--- Begin DATA TO USE ---

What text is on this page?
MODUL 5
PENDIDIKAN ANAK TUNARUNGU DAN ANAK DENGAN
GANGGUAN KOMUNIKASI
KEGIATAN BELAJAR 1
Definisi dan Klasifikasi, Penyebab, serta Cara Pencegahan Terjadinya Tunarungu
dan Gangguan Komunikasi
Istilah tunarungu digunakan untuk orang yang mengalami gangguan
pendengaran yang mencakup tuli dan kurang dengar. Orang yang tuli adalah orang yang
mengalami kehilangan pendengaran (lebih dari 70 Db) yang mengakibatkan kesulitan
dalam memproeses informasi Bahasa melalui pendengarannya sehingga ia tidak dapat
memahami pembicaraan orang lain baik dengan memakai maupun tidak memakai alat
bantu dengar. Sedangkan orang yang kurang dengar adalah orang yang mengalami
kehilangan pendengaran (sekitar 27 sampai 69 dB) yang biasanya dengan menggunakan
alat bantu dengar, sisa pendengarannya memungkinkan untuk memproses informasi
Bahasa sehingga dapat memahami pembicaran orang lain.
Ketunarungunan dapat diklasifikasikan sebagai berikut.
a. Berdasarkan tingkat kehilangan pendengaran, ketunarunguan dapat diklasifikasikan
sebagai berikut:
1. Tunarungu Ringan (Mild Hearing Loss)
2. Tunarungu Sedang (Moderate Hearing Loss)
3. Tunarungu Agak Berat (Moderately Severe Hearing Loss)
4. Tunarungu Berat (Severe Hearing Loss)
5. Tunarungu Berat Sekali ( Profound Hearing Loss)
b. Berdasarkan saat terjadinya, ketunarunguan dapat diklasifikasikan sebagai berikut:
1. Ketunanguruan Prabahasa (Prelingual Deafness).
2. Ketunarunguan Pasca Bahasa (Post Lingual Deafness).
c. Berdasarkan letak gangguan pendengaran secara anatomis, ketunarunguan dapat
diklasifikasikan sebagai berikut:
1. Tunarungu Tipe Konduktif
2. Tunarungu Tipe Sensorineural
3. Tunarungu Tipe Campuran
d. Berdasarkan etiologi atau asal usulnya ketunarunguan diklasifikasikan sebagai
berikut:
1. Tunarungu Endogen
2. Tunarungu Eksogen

--- End DATA TO USE ---

> TASK DESCRIPTION
Reproduce the material above, every line of it, exactly.

> SOLUTION TO THIS EXERCISE
What text is on this page?
MODUL 5
PENDIDIKAN ANAK TUNARUNGU DAN ANAK DENGAN
GANGGUAN KOMUNIKASI
KEGIATAN BELAJAR 1
Definisi dan Klasifikasi, Penyebab, serta Cara Pencegahan Terjadinya Tunarungu
dan Gangguan Komunikasi
Istilah tunarungu digunakan untuk orang yang mengalami gangguan
pendengaran yang mencakup tuli dan kurang dengar. Orang yang tuli adalah orang yang
mengalami kehilangan pendengaran (lebih dari 70 Db) yang mengakibatkan kesulitan
dalam memproeses informasi Bahasa melalui pendengarannya sehingga ia tidak dapat
memahami pembicaraan orang lain baik dengan memakai maupun tidak memakai alat
bantu dengar. Sedangkan orang yang kurang dengar adalah orang yang mengalami
kehilangan pendengaran (sekitar 27 sampai 69 dB) yang biasanya dengan menggunakan
alat bantu dengar, sisa pendengarannya memungkinkan untuk memproses informasi
Bahasa sehingga dapat memahami pembicaran orang lain.
Ketunarungunan dapat diklasifikasikan sebagai berikut.
a. Berdasarkan tingkat kehilangan pendengaran, ketunarunguan dapat diklasifikasikan
sebagai berikut:
1. Tunarungu Ringan (Mild Hearing Loss)
2. Tunarungu Sedang (Moderate Hearing Loss)
3. Tunarungu Agak Berat (Moderately Severe Hearing Loss)
4. Tunarungu Berat (Severe Hearing Loss)
5. Tunarungu Berat Sekali ( Profound Hearing Loss)
b. Berdasarkan saat terjadinya, ketunarunguan dapat diklasifikasikan sebagai berikut:
1. Ketunanguruan Prabahasa (Prelingual Deafness).
2. Ketunarunguan Pasca Bahasa (Post Lingual Deafness).
c. Berdasarkan letak gangguan pendengaran secara anatomis, ketunarunguan dapat
diklasifikasikan sebagai berikut:
1. Tunarungu Tipe Konduktif
2. Tunarungu Tipe Sensorineural
3. Tunarungu Tipe Campuran
d. Berdasarkan etiologi atau asal usulnya ketunarunguan diklasifikasikan sebagai
berikut:
1. Tunarungu Endogen
2. Tunarungu Eksogen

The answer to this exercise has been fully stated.